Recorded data
===

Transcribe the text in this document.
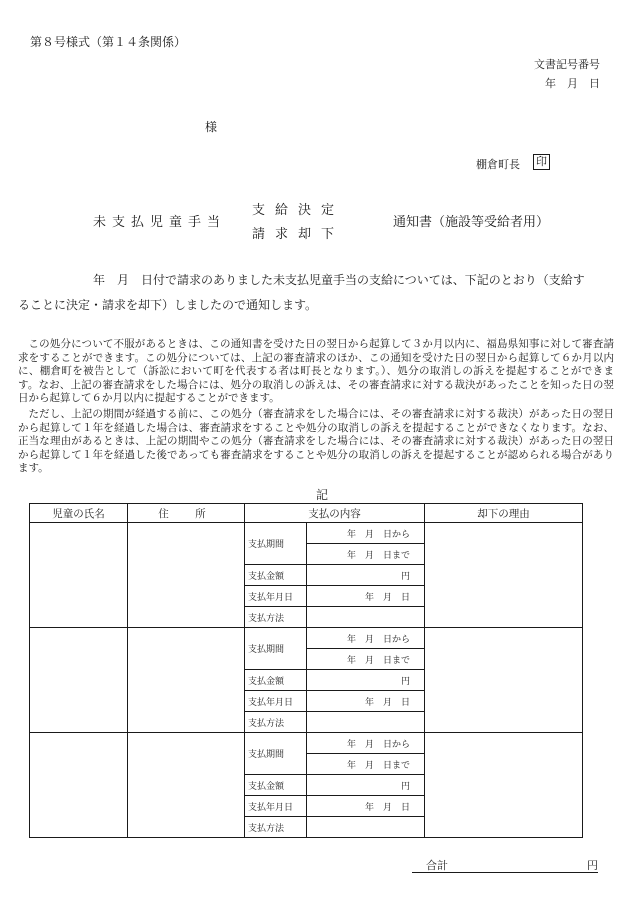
第８号様式（第１４条関係）
文書記号番号
年　月　日
様
棚倉町長 印
未支払児童手当
支給決定
請求却下
通知書（施設等受給者用）
年　月　日付で請求のありました未支払児童手当の支給については、下記のとおり（支給す
ることに決定・請求を却下）しましたので通知します。
この処分について不服があるときは、この通知書を受けた日の翌日から起算して３か月以内に、福島県知事に対して審査請求をすることができます。この処分については、上記の審査請求のほか、この通知を受けた日の翌日から起算して６か月以内に、棚倉町を被告として（訴訟において町を代表する者は町長となります。）、処分の取消しの訴えを提起することができます。なお、上記の審査請求をした場合には、処分の取消しの訴えは、その審査請求に対する裁決があったことを知った日の翌日から起算して６か月以内に提起することができます。
ただし、上記の期間が経過する前に、この処分（審査請求をした場合には、その審査請求に対する裁決）があった日の翌日から起算して１年を経過した場合は、審査請求をすることや処分の取消しの訴えを提起することができなくなります。なお、正当な理由があるときは、上記の期間やこの処分（審査請求をした場合には、その審査請求に対する裁決）があった日の翌日から起算して１年を経過した後であっても審査請求をすることや処分の取消しの訴えを提起することが認められる場合があります。
記
児童の氏名	住　所	支払の内容		却下の理由
		支払期間	年　月　日から	
			年　月　日まで	
		支払金額	円	
		支払年月日	年　月　日	
		支払方法		
		支払期間	年　月　日から	
			年　月　日まで	
		支払金額	円	
		支払年月日	年　月　日	
		支払方法		
		支払期間	年　月　日から	
			年　月　日まで	
		支払金額	円	
		支払年月日	年　月　日	
		支払方法		
合計	円
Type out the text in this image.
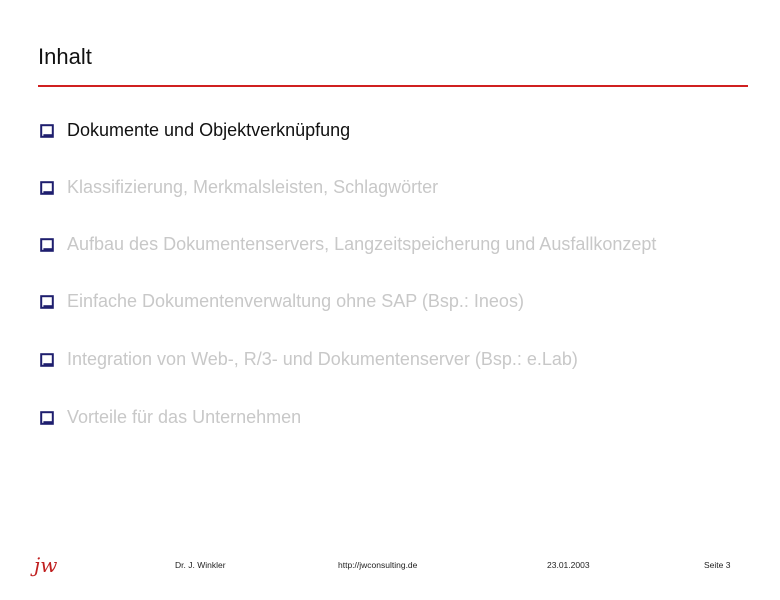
Inhalt
Dokumente und Objektverknüpfung
Klassifizierung, Merkmalsleisten, Schlagwörter
Aufbau des Dokumentenservers, Langzeitspeicherung und Ausfallkonzept
Einfache Dokumentenverwaltung ohne SAP (Bsp.: Ineos)
Integration von Web-, R/3- und Dokumentenserver (Bsp.: e.Lab)
Vorteile für das Unternehmen
jw	Dr. J. Winkler	http://jwconsulting.de	23.01.2003	Seite 3
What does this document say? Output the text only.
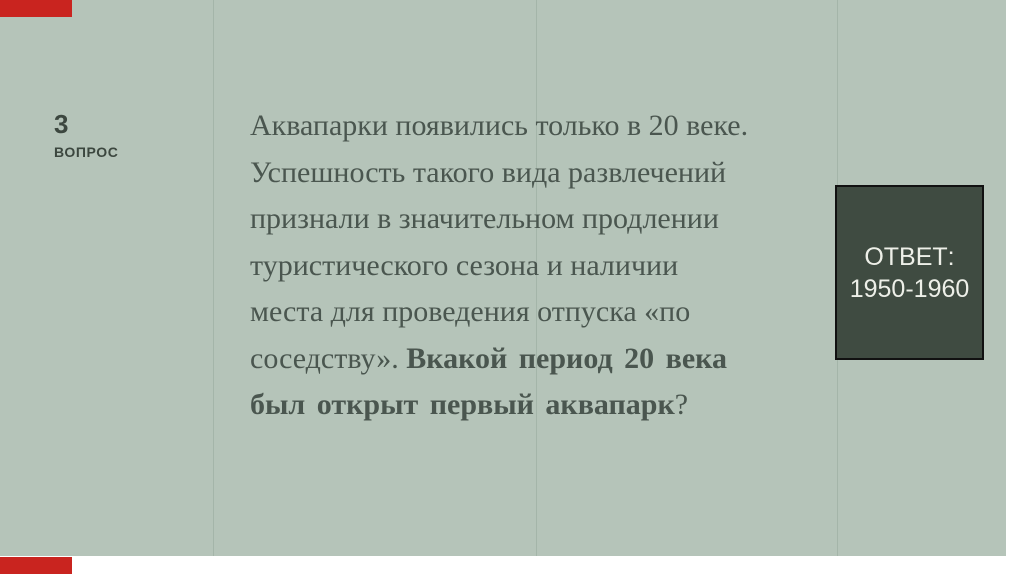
3
ВОПРОС
Аквапарки появились только в 20 веке.
Успешность такого вида развлечений
признали в значительном продлении
туристического сезона и наличии
места для проведения отпуска «по
соседству». Вкакой период 20 века
был открыт первый аквапарк?
ОТВЕТ:
1950-1960
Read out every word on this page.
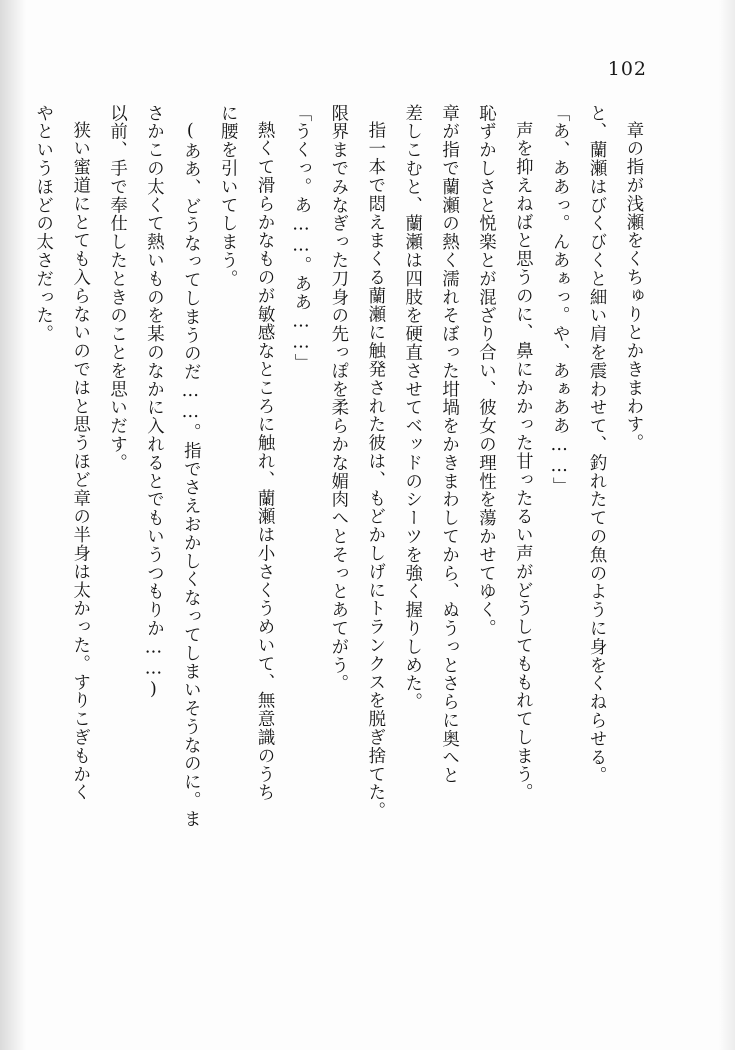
102
章の指が浅瀬をくちゅりとかきまわす。
と、蘭瀬はびくびくと細い肩を震わせて、釣れたての魚のように身をくねらせる。
「あ、ああっ。んあぁっ。や、あぁああ……」
声を抑えねばと思うのに、鼻にかかった甘ったるい声がどうしてももれてしまう。
恥ずかしさと悦楽とが混ざり合い、彼女の理性を蕩かせてゆく。
章が指で蘭瀬の熱く濡れそぼった坩堝をかきまわしてから、ぬうっとさらに奥へと
差しこむと、蘭瀬は四肢を硬直させてベッドのシーツを強く握りしめた。
指一本で悶えまくる蘭瀬に触発された彼は、もどかしげにトランクスを脱ぎ捨てた。
限界までみなぎった刀身の先っぽを柔らかな媚肉へとそっとあてがう。
「うくっ。あ……。ああ……」
熱くて滑らかなものが敏感なところに触れ、蘭瀬は小さくうめいて、無意識のうち
に腰を引いてしまう。
(ああ、どうなってしまうのだ……。指でさえおかしくなってしまいそうなのに。ま
さかこの太くて熱いものを某のなかに入れるとでもいうつもりか……)
以前、手で奉仕したときのことを思いだす。
狭い蜜道にとても入らないのではと思うほど章の半身は太かった。すりこぎもかく
やというほどの太さだった。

===

→ **AIM**
Skipping the pictures, transcribe each line above exactly as it appears.

→ **COMPLETED EXERCISE**
Transcribe the text in this document.
第８号様式（第１４条関係）
文書記号番号
年　月　日
様
棚倉町長 印
未支払児童手当
支給決定
請求却下
通知書（施設等受給者用）
年　月　日付で請求のありました未支払児童手当の支給については、下記のとおり（支給す
ることに決定・請求を却下）しましたので通知します。
この処分について不服があるときは、この通知書を受けた日の翌日から起算して３か月以内に、福島県知事に対して審査請求をすることができます。この処分については、上記の審査請求のほか、この通知を受けた日の翌日から起算して６か月以内に、棚倉町を被告として（訴訟において町を代表する者は町長となります。）、処分の取消しの訴えを提起することができます。なお、上記の審査請求をした場合には、処分の取消しの訴えは、その審査請求に対する裁決があったことを知った日の翌日から起算して６か月以内に提起することができます。
ただし、上記の期間が経過する前に、この処分（審査請求をした場合には、その審査請求に対する裁決）があった日の翌日から起算して１年を経過した場合は、審査請求をすることや処分の取消しの訴えを提起することができなくなります。なお、正当な理由があるときは、上記の期間やこの処分（審査請求をした場合には、その審査請求に対する裁決）があった日の翌日から起算して１年を経過した後であっても審査請求をすることや処分の取消しの訴えを提起することが認められる場合があります。
記
児童の氏名	住　所	支払の内容		却下の理由
		支払期間	年　月　日から	
			年　月　日まで	
		支払金額	円	
		支払年月日	年　月　日	
		支払方法		
		支払期間	年　月　日から	
			年　月　日まで	
		支払金額	円	
		支払年月日	年　月　日	
		支払方法		
		支払期間	年　月　日から	
			年　月　日まで	
		支払金額	円	
		支払年月日	年　月　日	
		支払方法		
合計	円
Type out the text in this image.
Inhalt
Dokumente und Objektverknüpfung
Klassifizierung, Merkmalsleisten, Schlagwörter
Aufbau des Dokumentenservers, Langzeitspeicherung und Ausfallkonzept
Einfache Dokumentenverwaltung ohne SAP (Bsp.: Ineos)
Integration von Web-, R/3- und Dokumentenserver (Bsp.: e.Lab)
Vorteile für das Unternehmen
jw	Dr. J. Winkler	http://jwconsulting.de	23.01.2003	Seite 3
What does this document say? Output the text only.
3
ВОПРОС
Аквапарки появились только в 20 веке.
Успешность такого вида развлечений
признали в значительном продлении
туристического сезона и наличии
места для проведения отпуска «по
соседству». Вкакой период 20 века
был открыт первый аквапарк?
ОТВЕТ:
1950-1960
Read out every word on this page.
102
章の指が浅瀬をくちゅりとかきまわす。
と、蘭瀬はびくびくと細い肩を震わせて、釣れたての魚のように身をくねらせる。
「あ、ああっ。んあぁっ。や、あぁああ……」
声を抑えねばと思うのに、鼻にかかった甘ったるい声がどうしてももれてしまう。
恥ずかしさと悦楽とが混ざり合い、彼女の理性を蕩かせてゆく。
章が指で蘭瀬の熱く濡れそぼった坩堝をかきまわしてから、ぬうっとさらに奥へと
差しこむと、蘭瀬は四肢を硬直させてベッドのシーツを強く握りしめた。
指一本で悶えまくる蘭瀬に触発された彼は、もどかしげにトランクスを脱ぎ捨てた。
限界までみなぎった刀身の先っぽを柔らかな媚肉へとそっとあてがう。
「うくっ。あ……。ああ……」
熱くて滑らかなものが敏感なところに触れ、蘭瀬は小さくうめいて、無意識のうち
に腰を引いてしまう。
(ああ、どうなってしまうのだ……。指でさえおかしくなってしまいそうなのに。ま
さかこの太くて熱いものを某のなかに入れるとでもいうつもりか……)
以前、手で奉仕したときのことを思いだす。
狭い蜜道にとても入らないのではと思うほど章の半身は太かった。すりこぎもかく
やというほどの太さだった。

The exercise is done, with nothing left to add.